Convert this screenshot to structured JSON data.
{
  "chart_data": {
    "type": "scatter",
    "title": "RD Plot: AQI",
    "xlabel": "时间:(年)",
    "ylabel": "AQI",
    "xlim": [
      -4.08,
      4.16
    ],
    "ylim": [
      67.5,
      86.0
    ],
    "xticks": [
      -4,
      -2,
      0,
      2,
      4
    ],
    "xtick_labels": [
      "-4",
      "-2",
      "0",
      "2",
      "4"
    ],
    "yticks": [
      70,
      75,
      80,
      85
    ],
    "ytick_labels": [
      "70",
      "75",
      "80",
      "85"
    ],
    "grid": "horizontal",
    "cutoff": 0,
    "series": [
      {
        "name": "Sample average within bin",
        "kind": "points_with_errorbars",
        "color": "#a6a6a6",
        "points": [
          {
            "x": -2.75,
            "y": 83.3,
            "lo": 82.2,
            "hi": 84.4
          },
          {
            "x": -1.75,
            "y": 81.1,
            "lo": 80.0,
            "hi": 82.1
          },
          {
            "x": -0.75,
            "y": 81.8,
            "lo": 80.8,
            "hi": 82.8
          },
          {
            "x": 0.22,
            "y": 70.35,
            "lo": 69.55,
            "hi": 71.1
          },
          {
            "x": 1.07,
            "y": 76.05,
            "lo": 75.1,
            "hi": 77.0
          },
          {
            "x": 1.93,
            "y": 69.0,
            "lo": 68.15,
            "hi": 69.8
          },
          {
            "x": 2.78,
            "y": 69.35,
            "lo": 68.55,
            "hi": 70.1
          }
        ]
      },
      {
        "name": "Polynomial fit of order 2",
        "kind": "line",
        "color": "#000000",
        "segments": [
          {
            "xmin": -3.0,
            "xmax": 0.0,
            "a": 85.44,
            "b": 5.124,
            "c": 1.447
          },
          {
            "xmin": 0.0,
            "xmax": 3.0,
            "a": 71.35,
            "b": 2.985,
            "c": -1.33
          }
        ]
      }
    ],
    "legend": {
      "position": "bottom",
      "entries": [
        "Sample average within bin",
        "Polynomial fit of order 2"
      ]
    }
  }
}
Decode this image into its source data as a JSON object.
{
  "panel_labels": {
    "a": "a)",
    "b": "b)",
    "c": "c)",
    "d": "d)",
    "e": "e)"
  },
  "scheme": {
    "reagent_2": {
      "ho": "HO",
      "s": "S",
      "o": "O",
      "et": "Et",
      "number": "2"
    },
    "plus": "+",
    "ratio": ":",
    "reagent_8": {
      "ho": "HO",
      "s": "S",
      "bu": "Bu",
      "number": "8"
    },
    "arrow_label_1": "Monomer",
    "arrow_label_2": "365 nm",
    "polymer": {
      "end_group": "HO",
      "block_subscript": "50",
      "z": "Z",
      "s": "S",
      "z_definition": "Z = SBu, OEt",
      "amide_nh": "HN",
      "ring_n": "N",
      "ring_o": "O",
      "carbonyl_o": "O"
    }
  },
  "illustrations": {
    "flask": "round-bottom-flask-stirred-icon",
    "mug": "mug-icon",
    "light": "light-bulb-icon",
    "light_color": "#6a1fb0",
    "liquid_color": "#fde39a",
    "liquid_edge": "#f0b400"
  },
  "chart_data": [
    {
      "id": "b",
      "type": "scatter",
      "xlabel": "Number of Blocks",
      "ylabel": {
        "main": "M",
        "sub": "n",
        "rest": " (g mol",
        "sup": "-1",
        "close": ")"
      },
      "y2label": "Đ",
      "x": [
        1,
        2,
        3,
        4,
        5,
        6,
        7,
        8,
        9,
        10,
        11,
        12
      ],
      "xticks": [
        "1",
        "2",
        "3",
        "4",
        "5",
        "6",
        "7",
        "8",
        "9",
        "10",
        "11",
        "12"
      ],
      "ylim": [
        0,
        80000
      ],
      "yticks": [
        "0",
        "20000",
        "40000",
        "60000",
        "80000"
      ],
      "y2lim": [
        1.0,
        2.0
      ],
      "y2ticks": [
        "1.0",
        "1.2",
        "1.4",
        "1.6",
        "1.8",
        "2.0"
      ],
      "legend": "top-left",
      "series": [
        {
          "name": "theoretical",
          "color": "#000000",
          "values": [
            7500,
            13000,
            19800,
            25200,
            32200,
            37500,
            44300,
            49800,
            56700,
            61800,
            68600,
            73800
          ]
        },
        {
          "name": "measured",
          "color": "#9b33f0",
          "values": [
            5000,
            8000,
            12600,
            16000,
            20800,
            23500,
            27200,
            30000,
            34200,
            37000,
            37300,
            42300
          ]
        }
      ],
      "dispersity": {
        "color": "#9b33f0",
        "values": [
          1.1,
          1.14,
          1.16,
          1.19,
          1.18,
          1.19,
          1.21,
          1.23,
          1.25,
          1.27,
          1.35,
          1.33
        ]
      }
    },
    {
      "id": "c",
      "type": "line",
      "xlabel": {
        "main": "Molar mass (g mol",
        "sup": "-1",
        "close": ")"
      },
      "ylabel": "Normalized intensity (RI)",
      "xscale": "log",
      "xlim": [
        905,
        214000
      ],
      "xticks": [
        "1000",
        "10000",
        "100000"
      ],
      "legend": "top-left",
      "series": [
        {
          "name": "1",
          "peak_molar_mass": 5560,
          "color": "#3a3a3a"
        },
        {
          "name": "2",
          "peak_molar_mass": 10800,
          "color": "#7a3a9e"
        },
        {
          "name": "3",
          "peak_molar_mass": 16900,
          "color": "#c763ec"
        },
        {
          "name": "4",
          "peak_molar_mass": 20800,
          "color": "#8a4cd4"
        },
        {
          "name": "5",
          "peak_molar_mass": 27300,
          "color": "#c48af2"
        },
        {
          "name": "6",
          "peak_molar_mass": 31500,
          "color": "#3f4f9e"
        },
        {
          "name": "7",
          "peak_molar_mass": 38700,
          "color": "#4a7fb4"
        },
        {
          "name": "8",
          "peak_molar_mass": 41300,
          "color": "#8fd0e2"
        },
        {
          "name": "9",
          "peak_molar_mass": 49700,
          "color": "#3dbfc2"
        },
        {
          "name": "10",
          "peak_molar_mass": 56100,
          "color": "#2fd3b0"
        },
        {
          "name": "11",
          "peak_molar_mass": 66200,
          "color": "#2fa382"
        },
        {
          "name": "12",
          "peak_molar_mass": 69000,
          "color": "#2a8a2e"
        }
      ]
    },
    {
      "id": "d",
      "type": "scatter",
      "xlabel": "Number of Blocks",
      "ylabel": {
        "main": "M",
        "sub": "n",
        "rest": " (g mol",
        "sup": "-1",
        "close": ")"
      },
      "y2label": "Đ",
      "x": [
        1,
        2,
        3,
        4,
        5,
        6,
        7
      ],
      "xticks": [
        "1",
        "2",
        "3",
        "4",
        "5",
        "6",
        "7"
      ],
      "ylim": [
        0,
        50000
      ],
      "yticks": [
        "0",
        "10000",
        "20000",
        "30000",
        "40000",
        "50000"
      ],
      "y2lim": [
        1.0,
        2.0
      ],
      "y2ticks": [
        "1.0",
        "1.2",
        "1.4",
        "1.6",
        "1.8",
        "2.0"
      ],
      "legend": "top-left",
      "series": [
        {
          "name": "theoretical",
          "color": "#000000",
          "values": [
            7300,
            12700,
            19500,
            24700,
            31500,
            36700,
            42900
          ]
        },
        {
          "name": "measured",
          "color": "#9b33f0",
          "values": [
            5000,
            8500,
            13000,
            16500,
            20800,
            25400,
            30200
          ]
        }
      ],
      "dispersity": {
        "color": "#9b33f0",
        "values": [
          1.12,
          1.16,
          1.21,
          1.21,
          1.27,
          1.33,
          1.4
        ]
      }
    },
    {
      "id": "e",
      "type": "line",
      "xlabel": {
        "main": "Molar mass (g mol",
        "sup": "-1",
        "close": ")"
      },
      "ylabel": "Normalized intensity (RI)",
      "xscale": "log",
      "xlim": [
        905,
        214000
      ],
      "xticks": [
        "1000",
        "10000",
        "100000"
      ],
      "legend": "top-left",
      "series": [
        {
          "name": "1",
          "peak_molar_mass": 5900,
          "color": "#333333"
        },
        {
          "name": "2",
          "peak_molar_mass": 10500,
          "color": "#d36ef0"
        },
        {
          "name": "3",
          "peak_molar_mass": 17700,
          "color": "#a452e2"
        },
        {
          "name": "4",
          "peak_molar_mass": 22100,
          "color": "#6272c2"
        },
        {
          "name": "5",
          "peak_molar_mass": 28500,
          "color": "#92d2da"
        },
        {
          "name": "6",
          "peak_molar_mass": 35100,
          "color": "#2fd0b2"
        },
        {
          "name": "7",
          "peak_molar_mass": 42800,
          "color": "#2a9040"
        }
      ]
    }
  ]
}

--- Task instructions ---
Identify all lines in the records above with the word "bottom".

--- Solution to this problem ---
      "position": "bottom",
    "flask": "round-bottom-flask-stirred-icon",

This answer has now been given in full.